Start Dataset extract

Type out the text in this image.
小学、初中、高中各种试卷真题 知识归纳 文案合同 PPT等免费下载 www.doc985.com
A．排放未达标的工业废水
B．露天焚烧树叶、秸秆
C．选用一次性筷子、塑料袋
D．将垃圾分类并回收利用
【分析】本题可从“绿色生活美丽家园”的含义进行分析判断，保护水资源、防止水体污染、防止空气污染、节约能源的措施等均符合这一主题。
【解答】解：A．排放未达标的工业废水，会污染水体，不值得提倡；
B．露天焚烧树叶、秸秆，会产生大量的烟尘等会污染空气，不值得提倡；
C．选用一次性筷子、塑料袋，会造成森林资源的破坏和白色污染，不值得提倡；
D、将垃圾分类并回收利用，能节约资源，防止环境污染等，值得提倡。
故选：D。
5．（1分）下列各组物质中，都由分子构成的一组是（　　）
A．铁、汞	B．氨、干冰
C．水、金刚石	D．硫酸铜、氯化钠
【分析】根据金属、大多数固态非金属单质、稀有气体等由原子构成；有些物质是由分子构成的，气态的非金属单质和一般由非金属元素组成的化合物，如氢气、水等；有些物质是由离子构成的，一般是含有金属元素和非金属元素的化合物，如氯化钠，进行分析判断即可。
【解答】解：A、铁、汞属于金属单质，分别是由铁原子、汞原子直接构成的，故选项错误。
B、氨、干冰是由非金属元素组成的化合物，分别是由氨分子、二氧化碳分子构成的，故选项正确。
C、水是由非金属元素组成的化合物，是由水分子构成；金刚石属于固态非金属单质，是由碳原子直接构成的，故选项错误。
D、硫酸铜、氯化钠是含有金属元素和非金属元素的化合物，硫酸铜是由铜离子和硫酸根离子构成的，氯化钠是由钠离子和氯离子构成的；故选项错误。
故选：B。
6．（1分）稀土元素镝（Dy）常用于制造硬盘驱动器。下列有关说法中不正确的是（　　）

End Dataset extract
Start Dataset extract

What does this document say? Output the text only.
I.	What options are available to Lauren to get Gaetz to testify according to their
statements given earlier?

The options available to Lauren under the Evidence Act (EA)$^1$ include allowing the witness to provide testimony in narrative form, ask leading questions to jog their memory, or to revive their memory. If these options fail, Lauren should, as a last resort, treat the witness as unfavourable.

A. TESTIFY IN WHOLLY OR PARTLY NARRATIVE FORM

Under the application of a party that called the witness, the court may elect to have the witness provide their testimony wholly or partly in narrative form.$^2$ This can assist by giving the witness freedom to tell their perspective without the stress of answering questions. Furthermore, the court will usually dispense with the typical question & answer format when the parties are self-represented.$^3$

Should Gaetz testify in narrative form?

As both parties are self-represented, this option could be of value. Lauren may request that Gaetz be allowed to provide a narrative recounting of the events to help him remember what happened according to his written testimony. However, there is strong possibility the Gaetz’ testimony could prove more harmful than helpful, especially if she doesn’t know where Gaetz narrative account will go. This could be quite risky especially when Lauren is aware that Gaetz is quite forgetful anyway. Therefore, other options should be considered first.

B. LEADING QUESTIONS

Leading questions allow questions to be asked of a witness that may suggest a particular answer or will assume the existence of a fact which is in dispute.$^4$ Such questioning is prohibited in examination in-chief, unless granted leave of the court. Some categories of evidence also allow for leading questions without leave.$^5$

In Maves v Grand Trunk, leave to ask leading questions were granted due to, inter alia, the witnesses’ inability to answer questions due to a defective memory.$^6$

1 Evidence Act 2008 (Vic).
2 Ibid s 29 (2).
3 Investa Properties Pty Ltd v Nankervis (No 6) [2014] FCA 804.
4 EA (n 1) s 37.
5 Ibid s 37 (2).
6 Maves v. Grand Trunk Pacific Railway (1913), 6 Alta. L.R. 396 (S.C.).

End Dataset extract

Report each line of the material above where the word "露天焚烧树叶" appears.

Task answer:
B．露天焚烧树叶、秸秆
B．露天焚烧树叶、秸秆，会产生大量的烟尘等会污染空气，不值得提倡；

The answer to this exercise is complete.